- [Job]
From the listing below, extract every line in which the word "短视频和直播电商领域从业人员规模" appears.

····················

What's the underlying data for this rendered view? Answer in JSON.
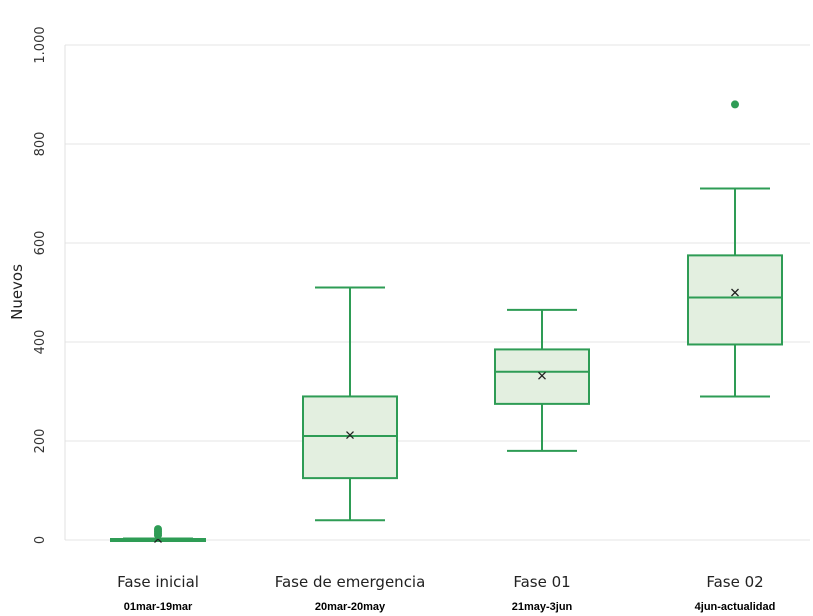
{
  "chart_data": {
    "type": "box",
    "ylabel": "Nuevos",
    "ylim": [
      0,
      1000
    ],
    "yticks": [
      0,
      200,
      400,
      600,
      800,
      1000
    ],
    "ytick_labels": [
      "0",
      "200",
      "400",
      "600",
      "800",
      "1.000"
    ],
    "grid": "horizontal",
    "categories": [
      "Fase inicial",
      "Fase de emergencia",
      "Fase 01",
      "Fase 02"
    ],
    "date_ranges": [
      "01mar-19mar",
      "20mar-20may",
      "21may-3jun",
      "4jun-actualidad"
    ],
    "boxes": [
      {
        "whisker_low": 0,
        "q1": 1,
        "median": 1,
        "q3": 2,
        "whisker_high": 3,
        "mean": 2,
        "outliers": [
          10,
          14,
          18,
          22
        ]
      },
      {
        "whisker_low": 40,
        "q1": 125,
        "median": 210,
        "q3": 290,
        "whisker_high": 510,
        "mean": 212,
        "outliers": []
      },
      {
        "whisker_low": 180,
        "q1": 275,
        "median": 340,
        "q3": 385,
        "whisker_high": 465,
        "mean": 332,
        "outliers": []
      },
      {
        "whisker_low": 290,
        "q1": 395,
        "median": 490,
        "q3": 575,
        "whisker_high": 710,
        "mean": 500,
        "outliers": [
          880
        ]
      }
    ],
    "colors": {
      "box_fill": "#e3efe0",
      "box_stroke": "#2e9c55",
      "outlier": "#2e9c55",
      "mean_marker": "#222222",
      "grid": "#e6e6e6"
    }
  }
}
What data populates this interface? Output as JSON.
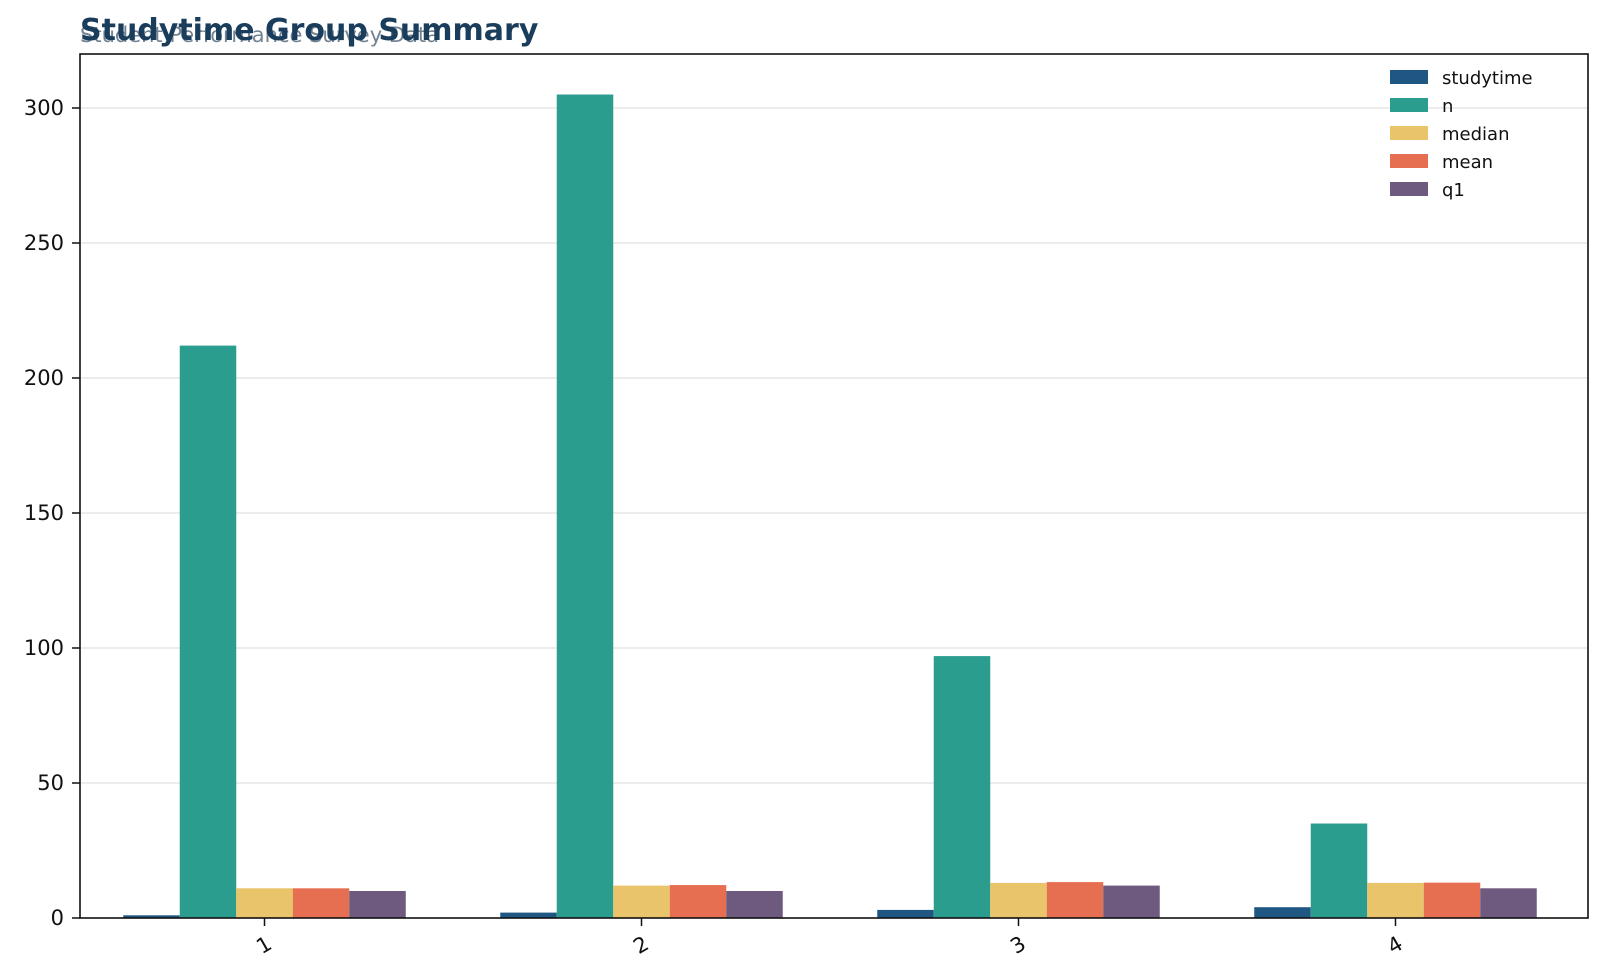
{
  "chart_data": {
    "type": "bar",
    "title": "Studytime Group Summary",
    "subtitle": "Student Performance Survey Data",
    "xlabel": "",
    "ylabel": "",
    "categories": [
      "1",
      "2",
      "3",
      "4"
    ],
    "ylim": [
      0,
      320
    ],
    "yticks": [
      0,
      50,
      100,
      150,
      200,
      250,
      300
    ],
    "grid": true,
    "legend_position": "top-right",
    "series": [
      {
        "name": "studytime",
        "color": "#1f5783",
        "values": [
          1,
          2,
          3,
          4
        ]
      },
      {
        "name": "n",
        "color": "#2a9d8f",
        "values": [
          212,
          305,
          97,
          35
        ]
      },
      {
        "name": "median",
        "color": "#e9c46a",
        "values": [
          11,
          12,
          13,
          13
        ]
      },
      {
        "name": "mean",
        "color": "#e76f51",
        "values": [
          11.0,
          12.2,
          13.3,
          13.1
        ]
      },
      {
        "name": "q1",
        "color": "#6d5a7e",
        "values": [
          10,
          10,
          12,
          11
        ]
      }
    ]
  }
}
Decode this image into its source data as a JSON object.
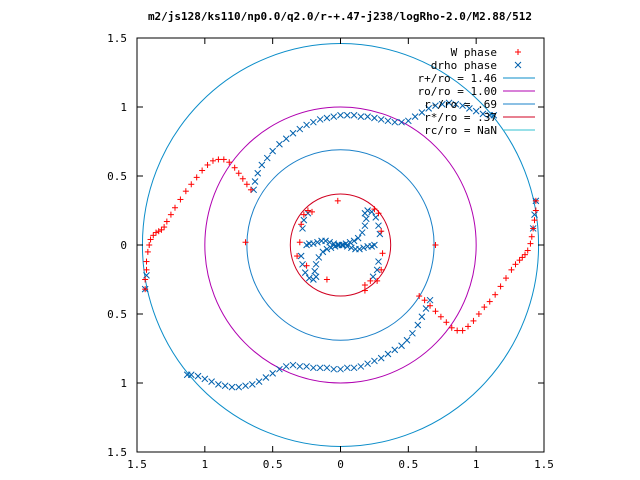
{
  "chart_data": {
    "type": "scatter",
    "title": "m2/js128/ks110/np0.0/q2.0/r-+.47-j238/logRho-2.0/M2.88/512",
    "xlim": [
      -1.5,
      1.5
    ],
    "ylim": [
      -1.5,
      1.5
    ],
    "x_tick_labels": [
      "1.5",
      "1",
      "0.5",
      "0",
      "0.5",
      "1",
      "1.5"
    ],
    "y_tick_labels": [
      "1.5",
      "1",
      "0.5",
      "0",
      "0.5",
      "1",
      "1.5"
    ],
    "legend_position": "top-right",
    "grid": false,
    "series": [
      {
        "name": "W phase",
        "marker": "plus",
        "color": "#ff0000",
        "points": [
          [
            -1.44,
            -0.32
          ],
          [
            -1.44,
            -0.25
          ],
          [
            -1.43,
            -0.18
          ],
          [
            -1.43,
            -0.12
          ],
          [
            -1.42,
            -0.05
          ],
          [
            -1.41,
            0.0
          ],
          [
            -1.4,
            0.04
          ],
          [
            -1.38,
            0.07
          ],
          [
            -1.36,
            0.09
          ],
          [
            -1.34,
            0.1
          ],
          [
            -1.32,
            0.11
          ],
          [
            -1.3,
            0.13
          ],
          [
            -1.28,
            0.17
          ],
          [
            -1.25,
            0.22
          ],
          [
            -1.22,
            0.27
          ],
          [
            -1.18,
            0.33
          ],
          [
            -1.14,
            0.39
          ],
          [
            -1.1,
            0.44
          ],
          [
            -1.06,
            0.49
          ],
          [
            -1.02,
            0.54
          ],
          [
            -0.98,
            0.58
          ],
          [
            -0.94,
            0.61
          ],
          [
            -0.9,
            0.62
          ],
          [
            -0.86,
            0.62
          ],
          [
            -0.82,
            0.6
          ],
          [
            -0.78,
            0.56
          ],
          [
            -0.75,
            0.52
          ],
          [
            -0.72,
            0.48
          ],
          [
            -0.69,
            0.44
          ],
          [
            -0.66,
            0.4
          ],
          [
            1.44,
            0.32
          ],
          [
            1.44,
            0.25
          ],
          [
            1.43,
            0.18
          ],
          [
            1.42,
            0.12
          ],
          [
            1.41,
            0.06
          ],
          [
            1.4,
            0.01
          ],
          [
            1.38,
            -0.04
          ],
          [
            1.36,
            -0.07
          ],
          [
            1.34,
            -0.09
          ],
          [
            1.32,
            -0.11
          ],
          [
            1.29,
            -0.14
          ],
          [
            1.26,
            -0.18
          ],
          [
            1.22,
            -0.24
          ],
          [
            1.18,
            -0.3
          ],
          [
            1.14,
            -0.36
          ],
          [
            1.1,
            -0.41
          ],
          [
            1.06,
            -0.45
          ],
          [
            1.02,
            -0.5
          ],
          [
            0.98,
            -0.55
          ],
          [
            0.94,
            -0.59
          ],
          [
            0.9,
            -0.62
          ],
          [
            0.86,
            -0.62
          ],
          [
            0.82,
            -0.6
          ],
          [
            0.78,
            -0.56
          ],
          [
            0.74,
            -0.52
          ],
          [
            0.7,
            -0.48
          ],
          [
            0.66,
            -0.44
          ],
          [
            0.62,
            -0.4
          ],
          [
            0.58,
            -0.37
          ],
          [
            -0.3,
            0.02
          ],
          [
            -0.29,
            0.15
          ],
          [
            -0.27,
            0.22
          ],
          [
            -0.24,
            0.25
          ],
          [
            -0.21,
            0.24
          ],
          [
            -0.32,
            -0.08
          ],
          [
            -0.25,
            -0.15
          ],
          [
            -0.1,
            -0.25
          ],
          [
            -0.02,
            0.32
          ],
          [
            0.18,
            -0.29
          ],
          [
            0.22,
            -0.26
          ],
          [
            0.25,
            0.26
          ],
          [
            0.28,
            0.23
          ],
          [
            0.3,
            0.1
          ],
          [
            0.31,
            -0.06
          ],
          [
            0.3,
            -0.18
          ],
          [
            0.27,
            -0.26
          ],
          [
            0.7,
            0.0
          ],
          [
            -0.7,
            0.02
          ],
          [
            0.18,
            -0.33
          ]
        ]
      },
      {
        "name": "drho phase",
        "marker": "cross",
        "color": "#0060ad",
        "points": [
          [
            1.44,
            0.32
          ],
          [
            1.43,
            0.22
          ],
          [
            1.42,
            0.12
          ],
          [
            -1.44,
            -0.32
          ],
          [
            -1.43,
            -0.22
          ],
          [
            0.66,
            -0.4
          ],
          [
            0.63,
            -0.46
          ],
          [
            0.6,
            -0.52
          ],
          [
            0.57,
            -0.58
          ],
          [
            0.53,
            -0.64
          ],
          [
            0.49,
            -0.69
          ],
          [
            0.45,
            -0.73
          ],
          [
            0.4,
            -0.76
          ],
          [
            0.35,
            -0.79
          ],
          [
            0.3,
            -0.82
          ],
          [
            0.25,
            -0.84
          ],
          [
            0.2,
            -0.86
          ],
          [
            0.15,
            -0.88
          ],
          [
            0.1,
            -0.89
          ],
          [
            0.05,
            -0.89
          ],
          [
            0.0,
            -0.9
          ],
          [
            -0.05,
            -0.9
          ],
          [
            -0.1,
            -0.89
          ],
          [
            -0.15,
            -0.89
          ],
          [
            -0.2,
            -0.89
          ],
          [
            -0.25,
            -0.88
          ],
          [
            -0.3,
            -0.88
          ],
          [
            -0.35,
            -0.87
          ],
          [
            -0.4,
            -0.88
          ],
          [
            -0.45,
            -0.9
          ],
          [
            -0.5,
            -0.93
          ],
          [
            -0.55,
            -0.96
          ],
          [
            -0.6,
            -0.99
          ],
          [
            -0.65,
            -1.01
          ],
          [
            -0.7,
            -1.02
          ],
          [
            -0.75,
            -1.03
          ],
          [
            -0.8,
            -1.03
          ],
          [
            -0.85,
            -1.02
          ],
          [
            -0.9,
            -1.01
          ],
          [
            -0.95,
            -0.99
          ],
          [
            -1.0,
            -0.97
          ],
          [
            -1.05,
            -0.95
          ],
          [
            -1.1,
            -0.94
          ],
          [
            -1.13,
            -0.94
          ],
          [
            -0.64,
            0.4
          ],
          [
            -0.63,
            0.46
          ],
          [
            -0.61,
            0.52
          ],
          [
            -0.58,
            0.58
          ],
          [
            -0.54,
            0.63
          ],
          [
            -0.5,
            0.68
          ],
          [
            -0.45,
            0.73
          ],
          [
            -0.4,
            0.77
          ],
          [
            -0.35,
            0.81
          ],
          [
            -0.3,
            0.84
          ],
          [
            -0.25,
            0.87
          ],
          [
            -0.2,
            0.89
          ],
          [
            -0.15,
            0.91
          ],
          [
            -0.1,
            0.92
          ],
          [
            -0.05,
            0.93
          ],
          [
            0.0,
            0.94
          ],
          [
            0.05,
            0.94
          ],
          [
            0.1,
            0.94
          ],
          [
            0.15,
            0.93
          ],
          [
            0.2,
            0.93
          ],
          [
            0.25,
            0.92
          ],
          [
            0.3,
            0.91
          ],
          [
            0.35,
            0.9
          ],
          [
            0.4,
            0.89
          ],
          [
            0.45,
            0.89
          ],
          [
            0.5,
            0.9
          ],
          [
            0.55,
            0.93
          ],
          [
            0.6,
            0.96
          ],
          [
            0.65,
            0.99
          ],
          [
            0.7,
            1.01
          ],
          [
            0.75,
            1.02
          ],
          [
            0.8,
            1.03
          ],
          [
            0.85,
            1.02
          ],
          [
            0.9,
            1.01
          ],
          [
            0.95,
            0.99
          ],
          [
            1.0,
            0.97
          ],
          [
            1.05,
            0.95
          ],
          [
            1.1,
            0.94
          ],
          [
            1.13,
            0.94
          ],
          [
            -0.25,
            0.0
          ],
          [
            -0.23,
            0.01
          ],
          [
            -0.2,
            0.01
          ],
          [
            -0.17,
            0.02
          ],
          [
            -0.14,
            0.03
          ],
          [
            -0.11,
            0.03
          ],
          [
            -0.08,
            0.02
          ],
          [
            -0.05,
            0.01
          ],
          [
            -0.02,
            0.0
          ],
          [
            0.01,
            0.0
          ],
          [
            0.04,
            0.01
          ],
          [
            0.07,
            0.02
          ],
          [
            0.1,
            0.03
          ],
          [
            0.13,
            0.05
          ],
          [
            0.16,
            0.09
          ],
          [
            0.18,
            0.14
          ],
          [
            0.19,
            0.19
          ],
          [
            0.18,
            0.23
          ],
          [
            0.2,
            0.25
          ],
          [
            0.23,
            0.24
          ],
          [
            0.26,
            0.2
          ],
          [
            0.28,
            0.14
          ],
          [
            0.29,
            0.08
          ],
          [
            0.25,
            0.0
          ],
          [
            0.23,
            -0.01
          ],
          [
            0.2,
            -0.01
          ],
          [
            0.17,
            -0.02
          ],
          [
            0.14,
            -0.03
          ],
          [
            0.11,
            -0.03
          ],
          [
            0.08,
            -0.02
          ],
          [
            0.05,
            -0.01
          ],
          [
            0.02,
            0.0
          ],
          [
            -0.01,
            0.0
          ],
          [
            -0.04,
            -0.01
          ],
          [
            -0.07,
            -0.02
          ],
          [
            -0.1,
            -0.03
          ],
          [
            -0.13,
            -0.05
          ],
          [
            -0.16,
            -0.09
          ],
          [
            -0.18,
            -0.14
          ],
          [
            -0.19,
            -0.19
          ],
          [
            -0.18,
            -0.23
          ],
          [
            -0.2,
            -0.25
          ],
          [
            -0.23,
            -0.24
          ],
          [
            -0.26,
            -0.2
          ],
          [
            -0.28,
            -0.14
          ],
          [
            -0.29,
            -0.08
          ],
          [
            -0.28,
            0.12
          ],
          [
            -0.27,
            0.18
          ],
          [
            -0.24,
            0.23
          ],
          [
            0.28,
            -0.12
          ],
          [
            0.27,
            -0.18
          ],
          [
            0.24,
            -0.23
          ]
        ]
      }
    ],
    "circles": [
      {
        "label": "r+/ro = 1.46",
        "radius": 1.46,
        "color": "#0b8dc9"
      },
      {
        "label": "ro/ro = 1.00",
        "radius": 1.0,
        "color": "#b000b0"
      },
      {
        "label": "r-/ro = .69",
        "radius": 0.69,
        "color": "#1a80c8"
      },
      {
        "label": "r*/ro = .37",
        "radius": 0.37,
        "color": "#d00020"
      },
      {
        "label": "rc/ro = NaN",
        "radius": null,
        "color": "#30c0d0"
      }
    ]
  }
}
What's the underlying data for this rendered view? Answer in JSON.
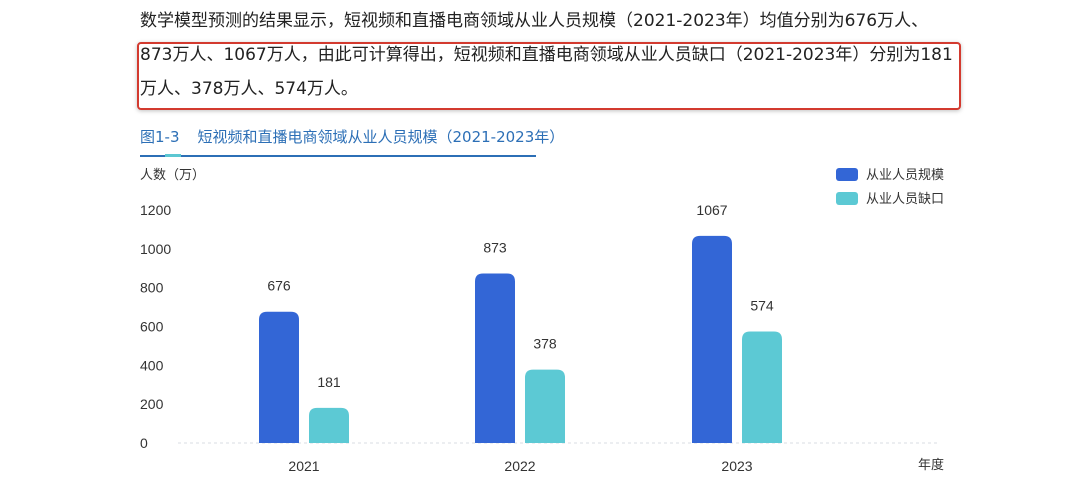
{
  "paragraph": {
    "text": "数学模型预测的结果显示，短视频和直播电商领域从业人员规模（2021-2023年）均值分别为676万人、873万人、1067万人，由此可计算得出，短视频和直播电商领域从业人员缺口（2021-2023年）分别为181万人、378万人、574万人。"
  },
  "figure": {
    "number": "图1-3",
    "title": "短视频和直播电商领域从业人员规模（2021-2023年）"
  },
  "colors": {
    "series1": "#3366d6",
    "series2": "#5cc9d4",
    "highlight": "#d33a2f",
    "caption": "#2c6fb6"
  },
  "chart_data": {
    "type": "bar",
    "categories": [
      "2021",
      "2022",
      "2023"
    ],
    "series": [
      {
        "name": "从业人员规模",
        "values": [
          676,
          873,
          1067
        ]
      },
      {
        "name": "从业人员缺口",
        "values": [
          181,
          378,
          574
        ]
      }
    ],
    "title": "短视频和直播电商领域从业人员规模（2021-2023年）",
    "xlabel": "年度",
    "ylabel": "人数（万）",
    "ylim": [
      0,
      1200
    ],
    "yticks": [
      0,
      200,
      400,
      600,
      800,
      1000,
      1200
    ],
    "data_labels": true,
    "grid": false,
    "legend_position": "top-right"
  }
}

····················

- [Reply to the task]
    "text": "数学模型预测的结果显示，短视频和直播电商领域从业人员规模（2021-2023年）均值分别为676万人、873万人、1067万人，由此可计算得出，短视频和直播电商领域从业人员缺口（2021-2023年）分别为181万人、378万人、574万人。"
    "title": "短视频和直播电商领域从业人员规模（2021-2023年）"
    "title": "短视频和直播电商领域从业人员规模（2021-2023年）",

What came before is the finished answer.